— Start —

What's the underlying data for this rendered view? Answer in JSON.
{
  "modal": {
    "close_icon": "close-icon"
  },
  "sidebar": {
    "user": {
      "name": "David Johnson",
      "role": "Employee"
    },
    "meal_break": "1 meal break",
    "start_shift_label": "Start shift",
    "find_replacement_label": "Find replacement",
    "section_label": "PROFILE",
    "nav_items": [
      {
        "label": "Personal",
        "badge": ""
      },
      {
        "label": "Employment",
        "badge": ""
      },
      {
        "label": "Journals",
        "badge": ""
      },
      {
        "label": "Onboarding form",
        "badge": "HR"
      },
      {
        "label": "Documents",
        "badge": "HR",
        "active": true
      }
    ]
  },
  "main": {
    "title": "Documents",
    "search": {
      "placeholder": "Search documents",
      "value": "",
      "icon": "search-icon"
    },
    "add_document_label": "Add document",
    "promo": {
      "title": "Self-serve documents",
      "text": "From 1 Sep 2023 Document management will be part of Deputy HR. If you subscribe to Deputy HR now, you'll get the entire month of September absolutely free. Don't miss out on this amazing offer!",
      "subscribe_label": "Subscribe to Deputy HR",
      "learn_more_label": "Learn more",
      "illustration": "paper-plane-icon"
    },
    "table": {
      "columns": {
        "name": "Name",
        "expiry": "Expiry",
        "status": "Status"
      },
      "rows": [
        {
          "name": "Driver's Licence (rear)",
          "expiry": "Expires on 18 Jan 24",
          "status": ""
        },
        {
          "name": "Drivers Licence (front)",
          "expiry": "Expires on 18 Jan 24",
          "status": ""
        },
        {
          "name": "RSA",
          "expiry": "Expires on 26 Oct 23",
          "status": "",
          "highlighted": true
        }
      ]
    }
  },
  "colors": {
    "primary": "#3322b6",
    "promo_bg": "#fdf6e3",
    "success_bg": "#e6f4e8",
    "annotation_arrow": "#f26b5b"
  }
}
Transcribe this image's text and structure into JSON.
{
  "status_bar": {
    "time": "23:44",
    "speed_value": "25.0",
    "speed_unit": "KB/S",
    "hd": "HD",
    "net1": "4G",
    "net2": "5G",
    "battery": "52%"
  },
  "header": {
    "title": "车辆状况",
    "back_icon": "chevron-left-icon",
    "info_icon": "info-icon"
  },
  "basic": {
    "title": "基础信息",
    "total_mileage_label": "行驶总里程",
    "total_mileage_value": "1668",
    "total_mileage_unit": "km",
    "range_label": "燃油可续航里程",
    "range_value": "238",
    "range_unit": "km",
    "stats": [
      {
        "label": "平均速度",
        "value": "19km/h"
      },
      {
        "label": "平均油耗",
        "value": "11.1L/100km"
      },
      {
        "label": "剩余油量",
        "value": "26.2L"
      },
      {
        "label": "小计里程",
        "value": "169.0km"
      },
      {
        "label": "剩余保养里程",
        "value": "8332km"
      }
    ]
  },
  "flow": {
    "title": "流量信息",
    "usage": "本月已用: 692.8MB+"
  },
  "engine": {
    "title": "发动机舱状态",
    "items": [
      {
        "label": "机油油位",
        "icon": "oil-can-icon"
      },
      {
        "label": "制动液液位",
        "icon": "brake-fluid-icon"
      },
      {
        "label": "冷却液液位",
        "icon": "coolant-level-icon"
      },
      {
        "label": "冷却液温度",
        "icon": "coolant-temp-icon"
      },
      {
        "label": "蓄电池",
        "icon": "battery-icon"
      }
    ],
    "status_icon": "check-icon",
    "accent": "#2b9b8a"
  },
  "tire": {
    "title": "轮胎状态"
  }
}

— End —

Exactly as shown above, return every record.

▶ **Solution to the exercise**:
What's the underlying data for this rendered view? Answer in JSON.
{
  "modal": {
    "close_icon": "close-icon"
  },
  "sidebar": {
    "user": {
      "name": "David Johnson",
      "role": "Employee"
    },
    "meal_break": "1 meal break",
    "start_shift_label": "Start shift",
    "find_replacement_label": "Find replacement",
    "section_label": "PROFILE",
    "nav_items": [
      {
        "label": "Personal",
        "badge": ""
      },
      {
        "label": "Employment",
        "badge": ""
      },
      {
        "label": "Journals",
        "badge": ""
      },
      {
        "label": "Onboarding form",
        "badge": "HR"
      },
      {
        "label": "Documents",
        "badge": "HR",
        "active": true
      }
    ]
  },
  "main": {
    "title": "Documents",
    "search": {
      "placeholder": "Search documents",
      "value": "",
      "icon": "search-icon"
    },
    "add_document_label": "Add document",
    "promo": {
      "title": "Self-serve documents",
      "text": "From 1 Sep 2023 Document management will be part of Deputy HR. If you subscribe to Deputy HR now, you'll get the entire month of September absolutely free. Don't miss out on this amazing offer!",
      "subscribe_label": "Subscribe to Deputy HR",
      "learn_more_label": "Learn more",
      "illustration": "paper-plane-icon"
    },
    "table": {
      "columns": {
        "name": "Name",
        "expiry": "Expiry",
        "status": "Status"
      },
      "rows": [
        {
          "name": "Driver's Licence (rear)",
          "expiry": "Expires on 18 Jan 24",
          "status": ""
        },
        {
          "name": "Drivers Licence (front)",
          "expiry": "Expires on 18 Jan 24",
          "status": ""
        },
        {
          "name": "RSA",
          "expiry": "Expires on 26 Oct 23",
          "status": "",
          "highlighted": true
        }
      ]
    }
  },
  "colors": {
    "primary": "#3322b6",
    "promo_bg": "#fdf6e3",
    "success_bg": "#e6f4e8",
    "annotation_arrow": "#f26b5b"
  }
}
Transcribe this image's text and structure into JSON.
{
  "status_bar": {
    "time": "23:44",
    "speed_value": "25.0",
    "speed_unit": "KB/S",
    "hd": "HD",
    "net1": "4G",
    "net2": "5G",
    "battery": "52%"
  },
  "header": {
    "title": "车辆状况",
    "back_icon": "chevron-left-icon",
    "info_icon": "info-icon"
  },
  "basic": {
    "title": "基础信息",
    "total_mileage_label": "行驶总里程",
    "total_mileage_value": "1668",
    "total_mileage_unit": "km",
    "range_label": "燃油可续航里程",
    "range_value": "238",
    "range_unit": "km",
    "stats": [
      {
        "label": "平均速度",
        "value": "19km/h"
      },
      {
        "label": "平均油耗",
        "value": "11.1L/100km"
      },
      {
        "label": "剩余油量",
        "value": "26.2L"
      },
      {
        "label": "小计里程",
        "value": "169.0km"
      },
      {
        "label": "剩余保养里程",
        "value": "8332km"
      }
    ]
  },
  "flow": {
    "title": "流量信息",
    "usage": "本月已用: 692.8MB+"
  },
  "engine": {
    "title": "发动机舱状态",
    "items": [
      {
        "label": "机油油位",
        "icon": "oil-can-icon"
      },
      {
        "label": "制动液液位",
        "icon": "brake-fluid-icon"
      },
      {
        "label": "冷却液液位",
        "icon": "coolant-level-icon"
      },
      {
        "label": "冷却液温度",
        "icon": "coolant-temp-icon"
      },
      {
        "label": "蓄电池",
        "icon": "battery-icon"
      }
    ],
    "status_icon": "check-icon",
    "accent": "#2b9b8a"
  },
  "tire": {
    "title": "轮胎状态"
  }
}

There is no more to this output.